[BEGIN THE INPUT]

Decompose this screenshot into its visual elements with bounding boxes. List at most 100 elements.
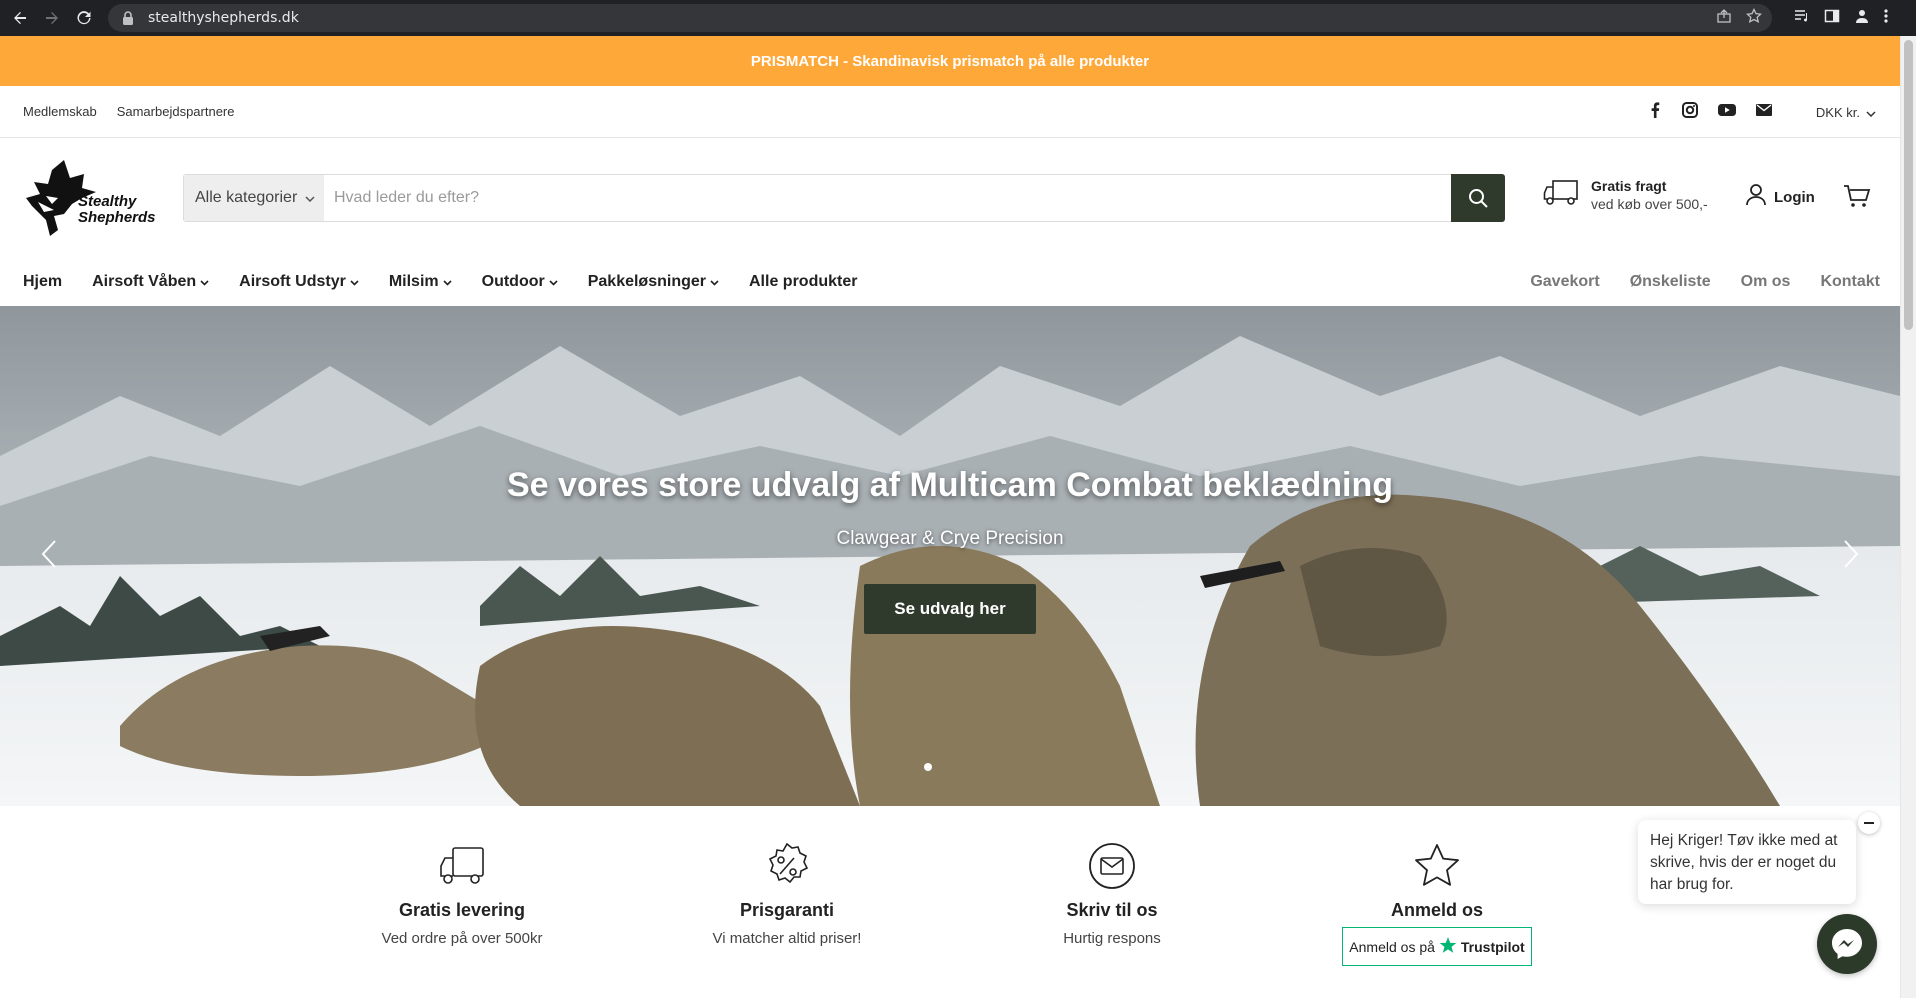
announcement-text: PRISMATCH - Skandinavisk prismatch på al… — [750, 52, 1150, 70]
link-partners[interactable]: Samarbejdspartnere — [117, 104, 235, 119]
feature-title: Gratis levering — [398, 900, 526, 920]
feature-title: Anmeld os — [1390, 900, 1483, 920]
feature-text: Vi matcher altid priser! — [712, 930, 862, 947]
feature-price-guarantee: Prisgaranti Vi matcher altid priser! — [637, 840, 937, 947]
nav-item-label: Alle produkter — [749, 273, 858, 290]
currency-label: DKK kr. — [1815, 104, 1860, 120]
browser-toolbar: stealthyshepherds.dk — [0, 0, 1916, 36]
search-icon — [1469, 189, 1488, 208]
link-membership[interactable]: Medlemskab — [23, 104, 97, 119]
percent-badge-icon — [637, 840, 937, 892]
search-input[interactable] — [324, 175, 1451, 221]
slide-prev-arrow-icon[interactable] — [34, 534, 64, 574]
menu-dots-icon[interactable] — [1884, 8, 1888, 29]
hero-slideshow: Se vores store udvalg af Multicam Combat… — [0, 306, 1900, 806]
truck-icon — [312, 840, 612, 892]
nav-item-label: Airsoft Våben — [92, 273, 197, 290]
feature-title: Prisgaranti — [739, 900, 835, 920]
nav-item-alle-produkter[interactable]: Alle produkter — [749, 273, 857, 291]
feature-free-delivery: Gratis levering Ved ordre på over 500kr — [312, 840, 612, 947]
chat-close-button[interactable] — [1858, 812, 1880, 834]
search-button[interactable] — [1451, 174, 1505, 222]
nav-contact[interactable]: Kontakt — [1820, 273, 1880, 291]
trustpilot-button[interactable]: Anmeld os på Trustpilot — [1342, 927, 1532, 966]
slide-dot[interactable] — [924, 763, 932, 771]
facebook-icon[interactable] — [1648, 101, 1662, 123]
messenger-chat-button[interactable] — [1817, 914, 1877, 974]
search-form: Alle kategorier — [183, 174, 1505, 222]
profile-icon[interactable] — [1854, 8, 1870, 29]
category-select-label: Alle kategorier — [195, 189, 298, 206]
features-row: Gratis levering Ved ordre på over 500kr … — [0, 806, 1900, 998]
hero-cta-button[interactable]: Se udvalg her — [864, 584, 1036, 634]
chat-greeting[interactable]: Hej Kriger! Tøv ikke med at skrive, hvis… — [1638, 820, 1856, 904]
trustpilot-star-icon — [1439, 936, 1457, 957]
nav-item-airsoft-udstyr[interactable]: Airsoft Udstyr — [239, 273, 359, 291]
nav-wishlist[interactable]: Ønskeliste — [1630, 273, 1711, 291]
hero-subtitle: Clawgear & Crye Precision — [836, 528, 1064, 549]
category-select[interactable]: Alle kategorier — [184, 175, 324, 221]
forward-icon[interactable] — [36, 0, 68, 36]
chevron-down-icon — [549, 273, 558, 291]
site-logo[interactable]: Stealthy Shepherds — [24, 158, 160, 240]
login-label: Login — [1774, 188, 1815, 206]
side-panel-icon[interactable] — [1824, 8, 1840, 29]
chevron-down-icon — [710, 273, 719, 291]
nav-item-label: Milsim — [388, 273, 439, 290]
hero-image — [0, 306, 1900, 806]
slide-dots — [924, 763, 932, 771]
url-text: stealthyshepherds.dk — [148, 10, 299, 26]
nav-item-hjem[interactable]: Hjem — [23, 273, 62, 291]
page-scrollbar[interactable] — [1900, 36, 1916, 998]
nav-item-outdoor[interactable]: Outdoor — [482, 273, 558, 291]
youtube-icon[interactable] — [1718, 103, 1736, 122]
feature-text: Ved ordre på over 500kr — [381, 930, 543, 947]
instagram-icon[interactable] — [1682, 101, 1698, 123]
feature-text: Hurtig respons — [1063, 930, 1161, 947]
envelope-icon — [962, 840, 1262, 892]
mail-icon[interactable] — [1756, 103, 1772, 121]
minus-icon — [1864, 822, 1874, 824]
site-header: Stealthy Shepherds Alle kategorier Grati… — [0, 138, 1900, 258]
media-icon[interactable] — [1794, 8, 1810, 29]
nav-item-label: Pakkeløsninger — [587, 273, 706, 290]
chevron-down-icon — [305, 189, 315, 207]
nav-item-airsoft-våben[interactable]: Airsoft Våben — [92, 273, 209, 291]
trustpilot-prefix: Anmeld os på — [1349, 938, 1435, 955]
announcement-bar[interactable]: PRISMATCH - Skandinavisk prismatch på al… — [0, 36, 1900, 86]
free-shipping-title: Gratis fragt — [1591, 178, 1667, 194]
nav-about[interactable]: Om os — [1741, 273, 1791, 291]
chevron-down-icon — [1866, 105, 1876, 120]
feature-title: Skriv til os — [1066, 900, 1158, 920]
nav-item-label: Hjem — [23, 273, 63, 290]
nav-item-pakkeløsninger[interactable]: Pakkeløsninger — [588, 273, 719, 291]
hero-title: Se vores store udvalg af Multicam Combat… — [506, 466, 1394, 504]
cart-icon — [1844, 185, 1871, 207]
utility-bar: Medlemskab Samarbejdspartnere DKK kr. — [0, 86, 1900, 138]
logo-text-line2: Shepherds — [78, 209, 156, 226]
lock-icon — [122, 10, 138, 26]
share-icon[interactable] — [1716, 8, 1732, 29]
nav-item-milsim[interactable]: Milsim — [389, 273, 452, 291]
logo-text-line1: Stealthy — [78, 193, 137, 210]
scrollbar-thumb[interactable] — [1904, 40, 1913, 330]
star-icon — [1287, 840, 1587, 892]
chat-message: Hej Kriger! Tøv ikke med at skrive, hvis… — [1650, 832, 1838, 893]
main-navigation: Hjem Airsoft Våben Airsoft Udstyr Milsim Out… — [0, 258, 1900, 306]
nav-item-label: Airsoft Udstyr — [239, 273, 346, 290]
nav-gift-card[interactable]: Gavekort — [1530, 273, 1599, 291]
back-icon[interactable] — [4, 0, 36, 36]
chevron-down-icon — [200, 273, 209, 291]
delivery-truck-icon — [1543, 179, 1579, 212]
reload-icon[interactable] — [68, 0, 100, 36]
trustpilot-brand: Trustpilot — [1460, 938, 1525, 955]
cart-button[interactable] — [1843, 184, 1871, 213]
address-bar[interactable]: stealthyshepherds.dk — [108, 4, 1772, 32]
slide-next-arrow-icon[interactable] — [1836, 534, 1866, 574]
nav-item-label: Outdoor — [481, 273, 545, 290]
currency-selector[interactable]: DKK kr. — [1816, 86, 1876, 138]
bookmark-star-icon[interactable] — [1745, 7, 1763, 29]
login-link[interactable]: Login — [1746, 184, 1815, 210]
feature-write-us: Skriv til os Hurtig respons — [962, 840, 1262, 947]
free-shipping-info: Gratis fragt ved køb over 500,- — [1543, 178, 1708, 212]
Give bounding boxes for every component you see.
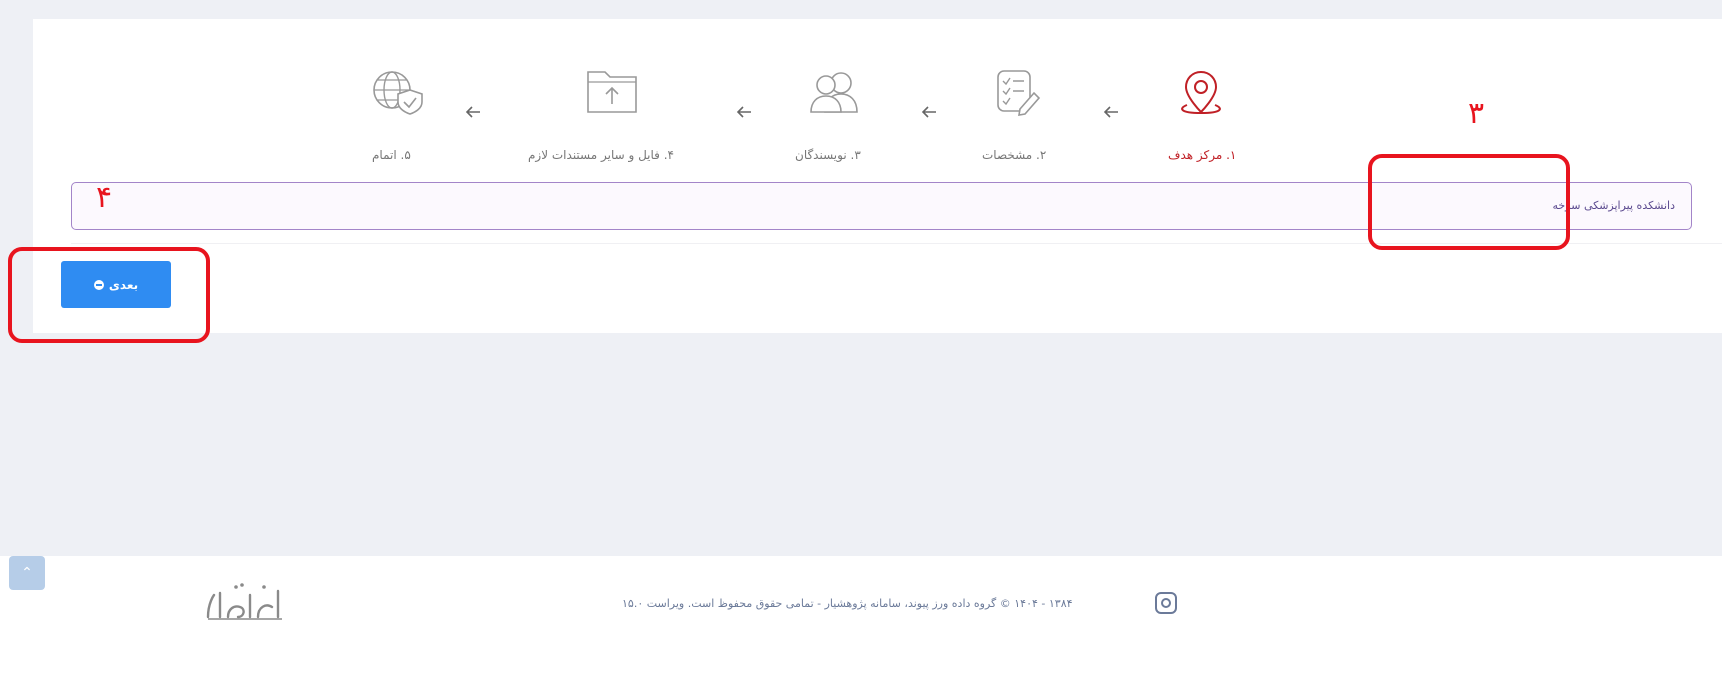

[END THE INPUT]

■ SET TASK: Can you repeat the stretch of entries from the line containing "announcement-text: PRISMATCH - Skandinavisk" through the line containing "feature-text: Vi matcher", both included?

■ COMPLETED TASK:
announcement-text: PRISMATCH - Skandinavisk prismatch på al… — [750, 52, 1150, 70]
link-partners[interactable]: Samarbejdspartnere — [117, 104, 235, 119]
feature-title: Gratis levering — [398, 900, 526, 920]
feature-title: Anmeld os — [1390, 900, 1483, 920]
feature-text: Vi matcher altid priser! — [712, 930, 862, 947]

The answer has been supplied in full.